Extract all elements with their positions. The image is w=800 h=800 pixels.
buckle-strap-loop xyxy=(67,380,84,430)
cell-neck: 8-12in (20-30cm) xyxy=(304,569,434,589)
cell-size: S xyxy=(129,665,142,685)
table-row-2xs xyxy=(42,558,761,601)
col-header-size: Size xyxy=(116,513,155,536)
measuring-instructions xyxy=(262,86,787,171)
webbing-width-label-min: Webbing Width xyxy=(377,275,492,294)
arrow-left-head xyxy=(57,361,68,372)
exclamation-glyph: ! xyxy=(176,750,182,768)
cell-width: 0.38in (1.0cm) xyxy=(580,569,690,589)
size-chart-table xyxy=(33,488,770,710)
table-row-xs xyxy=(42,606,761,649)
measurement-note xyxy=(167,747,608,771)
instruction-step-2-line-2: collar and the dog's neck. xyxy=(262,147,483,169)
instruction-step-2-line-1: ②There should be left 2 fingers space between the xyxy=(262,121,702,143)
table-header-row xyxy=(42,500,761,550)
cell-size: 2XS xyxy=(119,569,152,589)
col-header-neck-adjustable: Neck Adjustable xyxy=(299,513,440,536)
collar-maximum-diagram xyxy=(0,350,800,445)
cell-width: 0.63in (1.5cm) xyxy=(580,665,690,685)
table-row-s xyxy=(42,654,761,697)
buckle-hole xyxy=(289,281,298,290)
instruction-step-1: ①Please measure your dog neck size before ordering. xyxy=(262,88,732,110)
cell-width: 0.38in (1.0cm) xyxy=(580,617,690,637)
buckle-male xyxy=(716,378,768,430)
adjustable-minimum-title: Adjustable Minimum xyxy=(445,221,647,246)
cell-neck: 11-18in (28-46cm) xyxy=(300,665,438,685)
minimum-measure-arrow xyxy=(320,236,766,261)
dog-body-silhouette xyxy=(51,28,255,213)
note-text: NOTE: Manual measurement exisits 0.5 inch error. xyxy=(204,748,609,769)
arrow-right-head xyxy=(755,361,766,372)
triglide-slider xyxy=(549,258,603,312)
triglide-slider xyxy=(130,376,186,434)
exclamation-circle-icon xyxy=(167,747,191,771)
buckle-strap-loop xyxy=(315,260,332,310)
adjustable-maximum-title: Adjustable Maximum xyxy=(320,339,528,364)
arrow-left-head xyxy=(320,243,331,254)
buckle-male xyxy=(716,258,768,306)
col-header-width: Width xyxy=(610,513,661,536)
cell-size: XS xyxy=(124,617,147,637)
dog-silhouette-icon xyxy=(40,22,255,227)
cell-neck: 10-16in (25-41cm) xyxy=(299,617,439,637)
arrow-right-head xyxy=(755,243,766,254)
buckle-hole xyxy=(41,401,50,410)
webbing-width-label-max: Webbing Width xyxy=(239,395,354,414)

━━━━━━━━━━━━━━━━━━━━━━━━━━━━━━

Objective — Retype every line of the listing above character for character, without changing anything.

Response to this task —
Extract all elements with their positions. The image is w=800 h=800 pixels.
buckle-strap-loop xyxy=(67,380,84,430)
cell-neck: 8-12in (20-30cm) xyxy=(304,569,434,589)
cell-size: S xyxy=(129,665,142,685)
table-row-2xs xyxy=(42,558,761,601)
col-header-size: Size xyxy=(116,513,155,536)
measuring-instructions xyxy=(262,86,787,171)
webbing-width-label-min: Webbing Width xyxy=(377,275,492,294)
arrow-left-head xyxy=(57,361,68,372)
exclamation-glyph: ! xyxy=(176,750,182,768)
cell-width: 0.38in (1.0cm) xyxy=(580,569,690,589)
size-chart-table xyxy=(33,488,770,710)
table-row-xs xyxy=(42,606,761,649)
measurement-note xyxy=(167,747,608,771)
instruction-step-2-line-2: collar and the dog's neck. xyxy=(262,147,483,169)
instruction-step-2-line-1: ②There should be left 2 fingers space between the xyxy=(262,121,702,143)
table-header-row xyxy=(42,500,761,550)
cell-size: 2XS xyxy=(119,569,152,589)
col-header-neck-adjustable: Neck Adjustable xyxy=(299,513,440,536)
collar-maximum-diagram xyxy=(0,350,800,445)
cell-width: 0.63in (1.5cm) xyxy=(580,665,690,685)
table-row-s xyxy=(42,654,761,697)
buckle-hole xyxy=(289,281,298,290)
instruction-step-1: ①Please measure your dog neck size before ordering. xyxy=(262,88,732,110)
cell-width: 0.38in (1.0cm) xyxy=(580,617,690,637)
buckle-male xyxy=(716,378,768,430)
adjustable-minimum-title: Adjustable Minimum xyxy=(445,221,647,246)
cell-neck: 11-18in (28-46cm) xyxy=(300,665,438,685)
minimum-measure-arrow xyxy=(320,236,766,261)
dog-body-silhouette xyxy=(51,28,255,213)
note-text: NOTE: Manual measurement exisits 0.5 inch error. xyxy=(204,748,609,769)
arrow-right-head xyxy=(755,361,766,372)
triglide-slider xyxy=(549,258,603,312)
triglide-slider xyxy=(130,376,186,434)
exclamation-circle-icon xyxy=(167,747,191,771)
buckle-strap-loop xyxy=(315,260,332,310)
adjustable-maximum-title: Adjustable Maximum xyxy=(320,339,528,364)
arrow-left-head xyxy=(320,243,331,254)
buckle-male xyxy=(716,258,768,306)
col-header-width: Width xyxy=(610,513,661,536)
cell-size: XS xyxy=(124,617,147,637)
dog-silhouette-icon xyxy=(40,22,255,227)
cell-neck: 10-16in (25-41cm) xyxy=(299,617,439,637)
arrow-right-head xyxy=(755,243,766,254)
buckle-hole xyxy=(41,401,50,410)
webbing-width-label-max: Webbing Width xyxy=(239,395,354,414)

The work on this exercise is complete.